BRIEF:
Copy every line from the records below that holds the word "Počet".

━━ DATA PROVIDED ━━

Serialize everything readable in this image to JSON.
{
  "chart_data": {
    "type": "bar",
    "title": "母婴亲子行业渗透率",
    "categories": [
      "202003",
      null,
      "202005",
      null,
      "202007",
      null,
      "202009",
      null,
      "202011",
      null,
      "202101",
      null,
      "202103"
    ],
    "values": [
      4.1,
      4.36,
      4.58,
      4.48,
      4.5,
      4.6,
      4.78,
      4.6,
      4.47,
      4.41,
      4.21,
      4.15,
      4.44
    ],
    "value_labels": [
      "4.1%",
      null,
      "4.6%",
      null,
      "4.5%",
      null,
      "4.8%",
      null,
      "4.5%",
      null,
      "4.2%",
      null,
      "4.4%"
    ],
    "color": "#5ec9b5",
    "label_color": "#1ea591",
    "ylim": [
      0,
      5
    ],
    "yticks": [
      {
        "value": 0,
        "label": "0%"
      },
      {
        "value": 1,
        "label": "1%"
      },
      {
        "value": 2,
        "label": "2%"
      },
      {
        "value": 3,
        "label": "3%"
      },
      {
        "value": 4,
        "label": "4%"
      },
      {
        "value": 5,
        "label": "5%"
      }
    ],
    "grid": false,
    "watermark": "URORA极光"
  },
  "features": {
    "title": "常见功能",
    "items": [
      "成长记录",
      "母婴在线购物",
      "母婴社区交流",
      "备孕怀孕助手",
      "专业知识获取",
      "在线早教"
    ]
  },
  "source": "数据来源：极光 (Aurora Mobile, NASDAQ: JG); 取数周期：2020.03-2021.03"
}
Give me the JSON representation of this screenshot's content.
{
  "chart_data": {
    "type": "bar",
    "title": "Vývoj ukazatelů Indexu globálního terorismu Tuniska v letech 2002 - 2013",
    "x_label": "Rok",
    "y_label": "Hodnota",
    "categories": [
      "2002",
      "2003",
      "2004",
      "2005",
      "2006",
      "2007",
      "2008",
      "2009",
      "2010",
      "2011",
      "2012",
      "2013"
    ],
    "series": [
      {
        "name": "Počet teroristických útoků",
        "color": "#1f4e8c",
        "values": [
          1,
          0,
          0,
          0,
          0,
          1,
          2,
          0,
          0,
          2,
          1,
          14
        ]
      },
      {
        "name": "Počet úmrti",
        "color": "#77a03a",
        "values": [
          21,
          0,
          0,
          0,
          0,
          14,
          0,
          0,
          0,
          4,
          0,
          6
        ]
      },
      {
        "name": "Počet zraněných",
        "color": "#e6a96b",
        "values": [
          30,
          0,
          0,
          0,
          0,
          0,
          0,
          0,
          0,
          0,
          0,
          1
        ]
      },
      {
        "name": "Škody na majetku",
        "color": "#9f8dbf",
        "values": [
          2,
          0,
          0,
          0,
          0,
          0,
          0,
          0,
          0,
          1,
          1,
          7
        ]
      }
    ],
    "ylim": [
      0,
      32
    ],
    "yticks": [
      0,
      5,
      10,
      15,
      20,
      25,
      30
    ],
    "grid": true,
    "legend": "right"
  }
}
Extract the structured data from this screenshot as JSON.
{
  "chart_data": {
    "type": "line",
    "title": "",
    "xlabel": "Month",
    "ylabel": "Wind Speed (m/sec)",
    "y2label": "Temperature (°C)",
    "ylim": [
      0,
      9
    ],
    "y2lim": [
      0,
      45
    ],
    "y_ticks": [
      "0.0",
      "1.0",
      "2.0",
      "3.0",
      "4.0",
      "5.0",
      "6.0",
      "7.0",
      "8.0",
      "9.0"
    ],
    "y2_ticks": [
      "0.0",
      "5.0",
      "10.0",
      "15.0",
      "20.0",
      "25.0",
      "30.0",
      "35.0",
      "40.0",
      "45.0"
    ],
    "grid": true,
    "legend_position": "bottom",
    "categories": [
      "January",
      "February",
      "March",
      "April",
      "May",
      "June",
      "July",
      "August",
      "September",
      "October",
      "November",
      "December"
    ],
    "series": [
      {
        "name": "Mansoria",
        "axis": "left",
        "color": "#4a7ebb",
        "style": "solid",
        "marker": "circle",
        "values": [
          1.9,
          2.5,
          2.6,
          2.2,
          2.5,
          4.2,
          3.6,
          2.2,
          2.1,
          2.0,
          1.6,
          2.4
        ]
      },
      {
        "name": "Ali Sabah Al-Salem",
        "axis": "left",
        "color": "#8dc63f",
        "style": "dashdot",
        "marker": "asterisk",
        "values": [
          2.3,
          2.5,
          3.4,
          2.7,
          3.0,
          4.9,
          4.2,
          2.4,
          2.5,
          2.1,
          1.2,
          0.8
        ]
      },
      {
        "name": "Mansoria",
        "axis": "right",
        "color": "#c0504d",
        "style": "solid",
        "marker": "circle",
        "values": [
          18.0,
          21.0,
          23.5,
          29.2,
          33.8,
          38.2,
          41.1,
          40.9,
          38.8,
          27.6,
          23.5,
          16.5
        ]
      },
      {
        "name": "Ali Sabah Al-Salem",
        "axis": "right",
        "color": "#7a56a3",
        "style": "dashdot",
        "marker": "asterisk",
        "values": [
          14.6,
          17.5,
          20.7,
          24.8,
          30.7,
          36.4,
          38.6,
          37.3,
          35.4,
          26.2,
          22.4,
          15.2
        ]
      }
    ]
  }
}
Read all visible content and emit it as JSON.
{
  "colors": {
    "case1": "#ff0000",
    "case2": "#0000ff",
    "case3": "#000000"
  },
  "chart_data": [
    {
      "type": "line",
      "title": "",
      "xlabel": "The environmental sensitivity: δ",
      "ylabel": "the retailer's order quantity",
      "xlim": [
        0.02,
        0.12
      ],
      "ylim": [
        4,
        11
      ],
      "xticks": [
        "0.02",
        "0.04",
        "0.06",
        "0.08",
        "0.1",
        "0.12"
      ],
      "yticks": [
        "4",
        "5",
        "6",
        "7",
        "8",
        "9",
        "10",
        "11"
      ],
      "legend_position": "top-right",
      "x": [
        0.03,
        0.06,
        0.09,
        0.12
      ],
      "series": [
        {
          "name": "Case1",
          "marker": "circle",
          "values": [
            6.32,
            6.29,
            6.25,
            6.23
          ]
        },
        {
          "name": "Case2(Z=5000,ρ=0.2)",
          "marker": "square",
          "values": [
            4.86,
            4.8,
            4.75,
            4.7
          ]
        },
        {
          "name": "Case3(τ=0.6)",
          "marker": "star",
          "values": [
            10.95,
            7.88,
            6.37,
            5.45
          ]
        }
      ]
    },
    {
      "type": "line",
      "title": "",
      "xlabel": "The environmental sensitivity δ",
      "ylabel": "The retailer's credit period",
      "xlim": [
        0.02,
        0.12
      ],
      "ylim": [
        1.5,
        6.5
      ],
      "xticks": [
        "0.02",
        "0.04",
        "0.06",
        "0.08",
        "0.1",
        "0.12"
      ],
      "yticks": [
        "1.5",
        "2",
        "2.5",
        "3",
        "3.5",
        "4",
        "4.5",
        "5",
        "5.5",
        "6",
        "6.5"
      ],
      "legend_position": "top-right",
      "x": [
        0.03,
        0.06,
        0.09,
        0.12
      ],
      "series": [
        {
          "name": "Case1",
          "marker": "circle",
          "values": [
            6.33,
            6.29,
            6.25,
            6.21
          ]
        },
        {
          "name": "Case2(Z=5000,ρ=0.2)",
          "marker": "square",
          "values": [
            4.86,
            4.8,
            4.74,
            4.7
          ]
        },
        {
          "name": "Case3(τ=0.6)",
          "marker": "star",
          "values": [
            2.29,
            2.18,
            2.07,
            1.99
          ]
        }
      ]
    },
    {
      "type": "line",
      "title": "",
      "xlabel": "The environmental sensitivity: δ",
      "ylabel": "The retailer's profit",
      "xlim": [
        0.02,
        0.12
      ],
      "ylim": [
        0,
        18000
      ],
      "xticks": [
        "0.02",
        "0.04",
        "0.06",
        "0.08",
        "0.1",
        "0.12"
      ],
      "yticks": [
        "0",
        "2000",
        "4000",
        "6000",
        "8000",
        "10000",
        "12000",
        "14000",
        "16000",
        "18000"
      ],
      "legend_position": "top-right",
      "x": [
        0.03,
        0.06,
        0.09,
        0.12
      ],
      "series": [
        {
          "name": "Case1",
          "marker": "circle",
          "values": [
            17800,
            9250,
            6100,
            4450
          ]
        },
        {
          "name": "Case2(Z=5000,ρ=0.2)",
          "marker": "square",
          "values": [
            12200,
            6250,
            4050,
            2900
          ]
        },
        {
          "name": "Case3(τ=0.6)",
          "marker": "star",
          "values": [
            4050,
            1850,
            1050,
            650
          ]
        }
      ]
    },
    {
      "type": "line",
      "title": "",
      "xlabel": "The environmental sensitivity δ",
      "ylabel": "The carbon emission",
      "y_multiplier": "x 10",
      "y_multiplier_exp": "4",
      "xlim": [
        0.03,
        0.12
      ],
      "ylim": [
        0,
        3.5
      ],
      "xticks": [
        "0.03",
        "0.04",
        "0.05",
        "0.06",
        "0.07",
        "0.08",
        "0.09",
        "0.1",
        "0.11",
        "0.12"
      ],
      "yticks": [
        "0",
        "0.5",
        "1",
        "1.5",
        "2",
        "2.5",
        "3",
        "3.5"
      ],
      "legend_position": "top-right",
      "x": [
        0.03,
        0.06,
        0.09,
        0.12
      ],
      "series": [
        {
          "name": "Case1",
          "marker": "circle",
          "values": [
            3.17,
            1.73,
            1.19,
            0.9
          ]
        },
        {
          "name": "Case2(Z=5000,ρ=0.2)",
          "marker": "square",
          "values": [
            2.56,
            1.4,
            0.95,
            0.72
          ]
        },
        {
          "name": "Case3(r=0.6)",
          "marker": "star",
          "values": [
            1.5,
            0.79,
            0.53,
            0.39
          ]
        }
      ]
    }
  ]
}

━━━

FINAL RESULT:
        "name": "Počet teroristických útoků",
        "name": "Počet úmrti",
        "name": "Počet zraněných",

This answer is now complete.